**WHAT YOU SHOULD DO**
In your copy, leave out the pictures and repeat the entries below exactly.

**DATA EXTRACT**
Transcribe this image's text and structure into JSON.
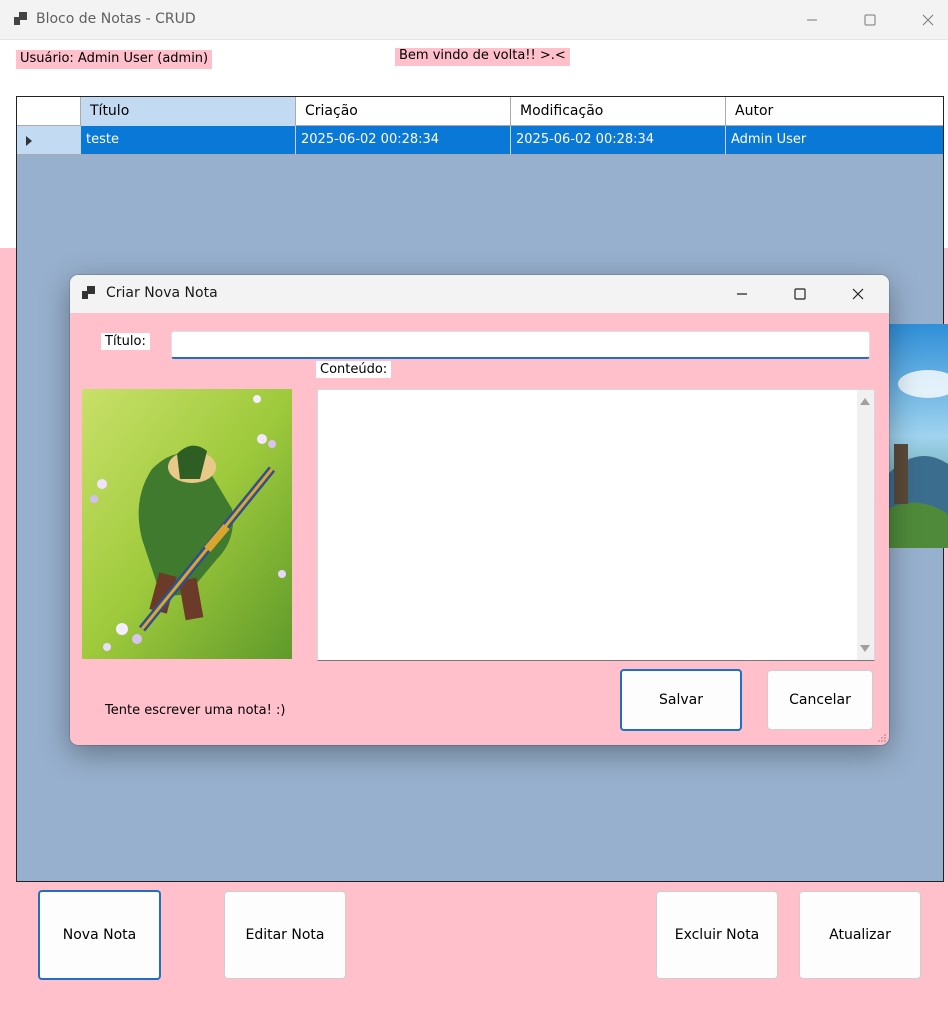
{
  "window": {
    "title": "Bloco de Notas - CRUD"
  },
  "header": {
    "user_label": "Usuário: Admin User (admin)",
    "welcome_label": "Bem vindo de volta!! >.<"
  },
  "grid": {
    "columns": [
      "Título",
      "Criação",
      "Modificação",
      "Autor"
    ],
    "rows": [
      {
        "titulo": "teste",
        "criacao": "2025-06-02 00:28:34",
        "modificacao": "2025-06-02 00:28:34",
        "autor": "Admin User"
      }
    ]
  },
  "buttons": {
    "nova": "Nova Nota",
    "editar": "Editar Nota",
    "excluir": "Excluir Nota",
    "atualizar": "Atualizar"
  },
  "dialog": {
    "title": "Criar Nova Nota",
    "titulo_label": "Título:",
    "titulo_value": "",
    "conteudo_label": "Conteúdo:",
    "conteudo_value": "",
    "hint": "Tente escrever uma nota! :)",
    "salvar": "Salvar",
    "cancelar": "Cancelar"
  },
  "colors": {
    "form_background": "#ffc0cb",
    "grid_background": "#97b0cd",
    "selection": "#0a78d7",
    "accent": "#1f6fc5"
  },
  "icons": {
    "app": "app-window-icon",
    "minimize": "minimize-icon",
    "maximize": "maximize-icon",
    "close": "close-icon"
  }
}
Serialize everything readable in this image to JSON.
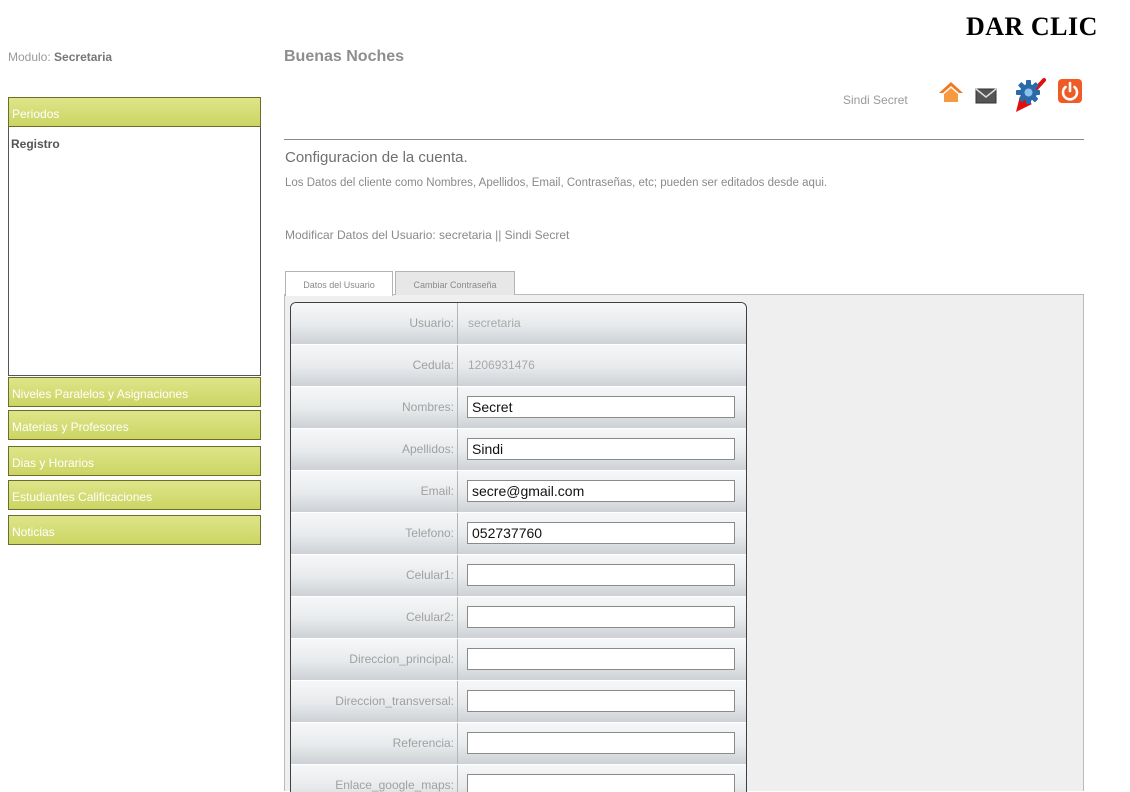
{
  "annotation": {
    "text": "DAR CLIC"
  },
  "header": {
    "modulo_label": "Modulo:",
    "modulo_value": "Secretaria",
    "greeting": "Buenas Noches",
    "user_name": "Sindi Secret",
    "icons": [
      "home-icon",
      "mail-icon",
      "gear-icon",
      "power-icon"
    ]
  },
  "sidebar": {
    "items": [
      {
        "label": "Periodos"
      },
      {
        "label": "Registro"
      },
      {
        "label": "Niveles Paralelos y Asignaciones"
      },
      {
        "label": "Materias y Profesores"
      },
      {
        "label": "Dias y Horarios"
      },
      {
        "label": "Estudiantes Calificaciones"
      },
      {
        "label": "Noticias"
      }
    ]
  },
  "content": {
    "title": "Configuracion de la cuenta.",
    "description": "Los Datos del cliente como Nombres, Apellidos, Email, Contraseñas, etc; pueden ser editados desde aqui.",
    "modify_line": "Modificar Datos del Usuario: secretaria || Sindi Secret",
    "tabs": [
      {
        "label": "Datos del Usuario"
      },
      {
        "label": "Cambiar Contraseña"
      }
    ],
    "fields": [
      {
        "label": "Usuario:",
        "value": "secretaria"
      },
      {
        "label": "Cedula:",
        "value": "1206931476"
      },
      {
        "label": "Nombres:",
        "value": "Secret"
      },
      {
        "label": "Apellidos:",
        "value": "Sindi"
      },
      {
        "label": "Email:",
        "value": "secre@gmail.com"
      },
      {
        "label": "Telefono:",
        "value": "052737760"
      },
      {
        "label": "Celular1:",
        "value": ""
      },
      {
        "label": "Celular2:",
        "value": ""
      },
      {
        "label": "Direccion_principal:",
        "value": ""
      },
      {
        "label": "Direccion_transversal:",
        "value": ""
      },
      {
        "label": "Referencia:",
        "value": ""
      },
      {
        "label": "Enlace_google_maps:",
        "value": ""
      }
    ]
  },
  "colors": {
    "sidebar_accent": "#d4dc72",
    "arrow": "#e01010",
    "home_icon": "#f07a20",
    "power_icon": "#f05a24",
    "gear_icon": "#2a6aa8"
  }
}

**ANSWER**
Transcribe this image's text and structure into JSON.
{
  "window": {
    "title": "Bloco de Notas - CRUD"
  },
  "header": {
    "user_label": "Usuário: Admin User (admin)",
    "welcome_label": "Bem vindo de volta!! >.<"
  },
  "grid": {
    "columns": [
      "Título",
      "Criação",
      "Modificação",
      "Autor"
    ],
    "rows": [
      {
        "titulo": "teste",
        "criacao": "2025-06-02 00:28:34",
        "modificacao": "2025-06-02 00:28:34",
        "autor": "Admin User"
      }
    ]
  },
  "buttons": {
    "nova": "Nova Nota",
    "editar": "Editar Nota",
    "excluir": "Excluir Nota",
    "atualizar": "Atualizar"
  },
  "dialog": {
    "title": "Criar Nova Nota",
    "titulo_label": "Título:",
    "titulo_value": "",
    "conteudo_label": "Conteúdo:",
    "conteudo_value": "",
    "hint": "Tente escrever uma nota! :)",
    "salvar": "Salvar",
    "cancelar": "Cancelar"
  },
  "colors": {
    "form_background": "#ffc0cb",
    "grid_background": "#97b0cd",
    "selection": "#0a78d7",
    "accent": "#1f6fc5"
  },
  "icons": {
    "app": "app-window-icon",
    "minimize": "minimize-icon",
    "maximize": "maximize-icon",
    "close": "close-icon"
  }
}
Serialize everything readable in this image to JSON.
{
  "annotation": {
    "text": "DAR CLIC"
  },
  "header": {
    "modulo_label": "Modulo:",
    "modulo_value": "Secretaria",
    "greeting": "Buenas Noches",
    "user_name": "Sindi Secret",
    "icons": [
      "home-icon",
      "mail-icon",
      "gear-icon",
      "power-icon"
    ]
  },
  "sidebar": {
    "items": [
      {
        "label": "Periodos"
      },
      {
        "label": "Registro"
      },
      {
        "label": "Niveles Paralelos y Asignaciones"
      },
      {
        "label": "Materias y Profesores"
      },
      {
        "label": "Dias y Horarios"
      },
      {
        "label": "Estudiantes Calificaciones"
      },
      {
        "label": "Noticias"
      }
    ]
  },
  "content": {
    "title": "Configuracion de la cuenta.",
    "description": "Los Datos del cliente como Nombres, Apellidos, Email, Contraseñas, etc; pueden ser editados desde aqui.",
    "modify_line": "Modificar Datos del Usuario: secretaria || Sindi Secret",
    "tabs": [
      {
        "label": "Datos del Usuario"
      },
      {
        "label": "Cambiar Contraseña"
      }
    ],
    "fields": [
      {
        "label": "Usuario:",
        "value": "secretaria"
      },
      {
        "label": "Cedula:",
        "value": "1206931476"
      },
      {
        "label": "Nombres:",
        "value": "Secret"
      },
      {
        "label": "Apellidos:",
        "value": "Sindi"
      },
      {
        "label": "Email:",
        "value": "secre@gmail.com"
      },
      {
        "label": "Telefono:",
        "value": "052737760"
      },
      {
        "label": "Celular1:",
        "value": ""
      },
      {
        "label": "Celular2:",
        "value": ""
      },
      {
        "label": "Direccion_principal:",
        "value": ""
      },
      {
        "label": "Direccion_transversal:",
        "value": ""
      },
      {
        "label": "Referencia:",
        "value": ""
      },
      {
        "label": "Enlace_google_maps:",
        "value": ""
      }
    ]
  },
  "colors": {
    "sidebar_accent": "#d4dc72",
    "arrow": "#e01010",
    "home_icon": "#f07a20",
    "power_icon": "#f05a24",
    "gear_icon": "#2a6aa8"
  }
}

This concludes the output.